▸ Entries provided

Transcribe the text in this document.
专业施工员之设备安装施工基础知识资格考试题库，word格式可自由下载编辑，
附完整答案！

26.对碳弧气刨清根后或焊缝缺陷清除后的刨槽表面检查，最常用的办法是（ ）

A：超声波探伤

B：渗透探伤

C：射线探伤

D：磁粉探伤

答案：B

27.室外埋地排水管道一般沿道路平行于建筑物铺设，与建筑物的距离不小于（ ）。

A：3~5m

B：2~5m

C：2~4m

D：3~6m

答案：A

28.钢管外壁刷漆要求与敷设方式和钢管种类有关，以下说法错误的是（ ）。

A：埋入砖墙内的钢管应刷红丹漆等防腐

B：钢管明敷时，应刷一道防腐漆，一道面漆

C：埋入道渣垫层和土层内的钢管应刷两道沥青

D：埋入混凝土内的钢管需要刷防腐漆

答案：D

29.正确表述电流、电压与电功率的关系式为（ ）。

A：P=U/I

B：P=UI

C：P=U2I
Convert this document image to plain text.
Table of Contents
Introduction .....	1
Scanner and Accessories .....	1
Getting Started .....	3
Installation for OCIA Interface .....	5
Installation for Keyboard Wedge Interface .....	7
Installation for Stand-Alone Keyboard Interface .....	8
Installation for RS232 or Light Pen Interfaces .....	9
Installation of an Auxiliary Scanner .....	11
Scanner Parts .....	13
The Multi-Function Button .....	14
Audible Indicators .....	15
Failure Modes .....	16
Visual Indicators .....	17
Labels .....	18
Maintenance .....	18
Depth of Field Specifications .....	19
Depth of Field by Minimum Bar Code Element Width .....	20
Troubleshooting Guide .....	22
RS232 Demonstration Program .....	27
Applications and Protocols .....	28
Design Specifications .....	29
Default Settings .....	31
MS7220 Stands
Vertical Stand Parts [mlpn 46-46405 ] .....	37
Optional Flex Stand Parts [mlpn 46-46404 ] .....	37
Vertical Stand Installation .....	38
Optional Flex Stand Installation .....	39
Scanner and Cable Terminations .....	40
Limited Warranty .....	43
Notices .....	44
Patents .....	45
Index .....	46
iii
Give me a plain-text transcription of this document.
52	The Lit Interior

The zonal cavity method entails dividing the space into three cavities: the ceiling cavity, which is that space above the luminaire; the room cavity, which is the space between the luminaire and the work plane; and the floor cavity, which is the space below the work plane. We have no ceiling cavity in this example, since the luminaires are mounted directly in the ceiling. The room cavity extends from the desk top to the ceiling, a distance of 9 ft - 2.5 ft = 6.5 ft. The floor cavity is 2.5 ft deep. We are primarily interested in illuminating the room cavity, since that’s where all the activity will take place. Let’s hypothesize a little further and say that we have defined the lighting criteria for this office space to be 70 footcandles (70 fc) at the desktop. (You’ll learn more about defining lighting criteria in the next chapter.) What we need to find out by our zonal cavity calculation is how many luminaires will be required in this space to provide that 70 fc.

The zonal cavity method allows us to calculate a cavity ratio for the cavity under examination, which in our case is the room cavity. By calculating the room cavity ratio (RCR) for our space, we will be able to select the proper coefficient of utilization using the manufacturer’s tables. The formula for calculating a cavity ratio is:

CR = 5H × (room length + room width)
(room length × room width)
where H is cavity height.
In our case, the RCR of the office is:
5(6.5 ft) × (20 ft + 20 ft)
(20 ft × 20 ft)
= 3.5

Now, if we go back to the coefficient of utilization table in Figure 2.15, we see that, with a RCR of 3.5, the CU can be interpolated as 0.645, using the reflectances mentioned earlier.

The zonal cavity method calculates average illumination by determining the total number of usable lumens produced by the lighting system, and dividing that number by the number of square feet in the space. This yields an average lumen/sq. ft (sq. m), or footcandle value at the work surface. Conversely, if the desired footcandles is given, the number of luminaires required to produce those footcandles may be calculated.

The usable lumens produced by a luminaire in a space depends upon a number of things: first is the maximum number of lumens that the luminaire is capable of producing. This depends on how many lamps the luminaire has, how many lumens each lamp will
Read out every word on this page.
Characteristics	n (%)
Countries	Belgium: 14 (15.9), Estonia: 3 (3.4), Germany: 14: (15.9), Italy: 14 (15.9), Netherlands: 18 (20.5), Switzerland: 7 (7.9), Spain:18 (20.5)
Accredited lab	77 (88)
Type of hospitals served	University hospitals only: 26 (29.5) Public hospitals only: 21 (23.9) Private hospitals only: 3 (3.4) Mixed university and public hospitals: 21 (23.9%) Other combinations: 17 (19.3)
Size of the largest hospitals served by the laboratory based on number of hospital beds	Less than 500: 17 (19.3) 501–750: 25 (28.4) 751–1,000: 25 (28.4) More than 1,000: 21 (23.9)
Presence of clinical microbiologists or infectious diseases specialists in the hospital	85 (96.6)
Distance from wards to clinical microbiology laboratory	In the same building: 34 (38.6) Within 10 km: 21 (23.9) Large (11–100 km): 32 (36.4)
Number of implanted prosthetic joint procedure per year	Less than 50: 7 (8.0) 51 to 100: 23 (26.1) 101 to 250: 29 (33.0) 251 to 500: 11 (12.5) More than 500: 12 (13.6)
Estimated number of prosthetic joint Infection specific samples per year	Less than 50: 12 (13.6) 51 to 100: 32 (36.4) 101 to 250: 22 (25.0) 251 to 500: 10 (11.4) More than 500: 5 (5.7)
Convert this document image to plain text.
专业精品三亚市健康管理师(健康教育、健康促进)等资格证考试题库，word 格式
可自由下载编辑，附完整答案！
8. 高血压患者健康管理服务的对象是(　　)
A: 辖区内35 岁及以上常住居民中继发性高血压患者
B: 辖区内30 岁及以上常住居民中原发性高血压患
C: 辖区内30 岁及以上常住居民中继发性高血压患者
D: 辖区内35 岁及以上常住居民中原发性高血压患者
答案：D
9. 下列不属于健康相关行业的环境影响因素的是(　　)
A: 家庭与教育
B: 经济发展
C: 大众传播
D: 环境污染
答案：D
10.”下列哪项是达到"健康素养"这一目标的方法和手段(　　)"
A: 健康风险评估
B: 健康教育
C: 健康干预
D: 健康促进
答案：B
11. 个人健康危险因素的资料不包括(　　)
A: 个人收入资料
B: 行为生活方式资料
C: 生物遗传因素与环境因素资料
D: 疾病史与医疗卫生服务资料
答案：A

▸ Do this
Please restate the records in full, word for word.

▸ Worked answer
Transcribe the text in this document.
专业施工员之设备安装施工基础知识资格考试题库，word格式可自由下载编辑，
附完整答案！

26.对碳弧气刨清根后或焊缝缺陷清除后的刨槽表面检查，最常用的办法是（ ）

A：超声波探伤

B：渗透探伤

C：射线探伤

D：磁粉探伤

答案：B

27.室外埋地排水管道一般沿道路平行于建筑物铺设，与建筑物的距离不小于（ ）。

A：3~5m

B：2~5m

C：2~4m

D：3~6m

答案：A

28.钢管外壁刷漆要求与敷设方式和钢管种类有关，以下说法错误的是（ ）。

A：埋入砖墙内的钢管应刷红丹漆等防腐

B：钢管明敷时，应刷一道防腐漆，一道面漆

C：埋入道渣垫层和土层内的钢管应刷两道沥青

D：埋入混凝土内的钢管需要刷防腐漆

答案：D

29.正确表述电流、电压与电功率的关系式为（ ）。

A：P=U/I

B：P=UI

C：P=U2I
Convert this document image to plain text.
Table of Contents
Introduction .....	1
Scanner and Accessories .....	1
Getting Started .....	3
Installation for OCIA Interface .....	5
Installation for Keyboard Wedge Interface .....	7
Installation for Stand-Alone Keyboard Interface .....	8
Installation for RS232 or Light Pen Interfaces .....	9
Installation of an Auxiliary Scanner .....	11
Scanner Parts .....	13
The Multi-Function Button .....	14
Audible Indicators .....	15
Failure Modes .....	16
Visual Indicators .....	17
Labels .....	18
Maintenance .....	18
Depth of Field Specifications .....	19
Depth of Field by Minimum Bar Code Element Width .....	20
Troubleshooting Guide .....	22
RS232 Demonstration Program .....	27
Applications and Protocols .....	28
Design Specifications .....	29
Default Settings .....	31
MS7220 Stands
Vertical Stand Parts [mlpn 46-46405 ] .....	37
Optional Flex Stand Parts [mlpn 46-46404 ] .....	37
Vertical Stand Installation .....	38
Optional Flex Stand Installation .....	39
Scanner and Cable Terminations .....	40
Limited Warranty .....	43
Notices .....	44
Patents .....	45
Index .....	46
iii
Give me a plain-text transcription of this document.
52	The Lit Interior

The zonal cavity method entails dividing the space into three cavities: the ceiling cavity, which is that space above the luminaire; the room cavity, which is the space between the luminaire and the work plane; and the floor cavity, which is the space below the work plane. We have no ceiling cavity in this example, since the luminaires are mounted directly in the ceiling. The room cavity extends from the desk top to the ceiling, a distance of 9 ft - 2.5 ft = 6.5 ft. The floor cavity is 2.5 ft deep. We are primarily interested in illuminating the room cavity, since that’s where all the activity will take place. Let’s hypothesize a little further and say that we have defined the lighting criteria for this office space to be 70 footcandles (70 fc) at the desktop. (You’ll learn more about defining lighting criteria in the next chapter.) What we need to find out by our zonal cavity calculation is how many luminaires will be required in this space to provide that 70 fc.

The zonal cavity method allows us to calculate a cavity ratio for the cavity under examination, which in our case is the room cavity. By calculating the room cavity ratio (RCR) for our space, we will be able to select the proper coefficient of utilization using the manufacturer’s tables. The formula for calculating a cavity ratio is:

CR = 5H × (room length + room width)
(room length × room width)
where H is cavity height.
In our case, the RCR of the office is:
5(6.5 ft) × (20 ft + 20 ft)
(20 ft × 20 ft)
= 3.5

Now, if we go back to the coefficient of utilization table in Figure 2.15, we see that, with a RCR of 3.5, the CU can be interpolated as 0.645, using the reflectances mentioned earlier.

The zonal cavity method calculates average illumination by determining the total number of usable lumens produced by the lighting system, and dividing that number by the number of square feet in the space. This yields an average lumen/sq. ft (sq. m), or footcandle value at the work surface. Conversely, if the desired footcandles is given, the number of luminaires required to produce those footcandles may be calculated.

The usable lumens produced by a luminaire in a space depends upon a number of things: first is the maximum number of lumens that the luminaire is capable of producing. This depends on how many lamps the luminaire has, how many lumens each lamp will
Read out every word on this page.
Characteristics	n (%)
Countries	Belgium: 14 (15.9), Estonia: 3 (3.4), Germany: 14: (15.9), Italy: 14 (15.9), Netherlands: 18 (20.5), Switzerland: 7 (7.9), Spain:18 (20.5)
Accredited lab	77 (88)
Type of hospitals served	University hospitals only: 26 (29.5) Public hospitals only: 21 (23.9) Private hospitals only: 3 (3.4) Mixed university and public hospitals: 21 (23.9%) Other combinations: 17 (19.3)
Size of the largest hospitals served by the laboratory based on number of hospital beds	Less than 500: 17 (19.3) 501–750: 25 (28.4) 751–1,000: 25 (28.4) More than 1,000: 21 (23.9)
Presence of clinical microbiologists or infectious diseases specialists in the hospital	85 (96.6)
Distance from wards to clinical microbiology laboratory	In the same building: 34 (38.6) Within 10 km: 21 (23.9) Large (11–100 km): 32 (36.4)
Number of implanted prosthetic joint procedure per year	Less than 50: 7 (8.0) 51 to 100: 23 (26.1) 101 to 250: 29 (33.0) 251 to 500: 11 (12.5) More than 500: 12 (13.6)
Estimated number of prosthetic joint Infection specific samples per year	Less than 50: 12 (13.6) 51 to 100: 32 (36.4) 101 to 250: 22 (25.0) 251 to 500: 10 (11.4) More than 500: 5 (5.7)
Convert this document image to plain text.
专业精品三亚市健康管理师(健康教育、健康促进)等资格证考试题库，word 格式
可自由下载编辑，附完整答案！
8. 高血压患者健康管理服务的对象是(　　)
A: 辖区内35 岁及以上常住居民中继发性高血压患者
B: 辖区内30 岁及以上常住居民中原发性高血压患
C: 辖区内30 岁及以上常住居民中继发性高血压患者
D: 辖区内35 岁及以上常住居民中原发性高血压患者
答案：D
9. 下列不属于健康相关行业的环境影响因素的是(　　)
A: 家庭与教育
B: 经济发展
C: 大众传播
D: 环境污染
答案：D
10.”下列哪项是达到"健康素养"这一目标的方法和手段(　　)"
A: 健康风险评估
B: 健康教育
C: 健康干预
D: 健康促进
答案：B
11. 个人健康危险因素的资料不包括(　　)
A: 个人收入资料
B: 行为生活方式资料
C: 生物遗传因素与环境因素资料
D: 疾病史与医疗卫生服务资料
答案：A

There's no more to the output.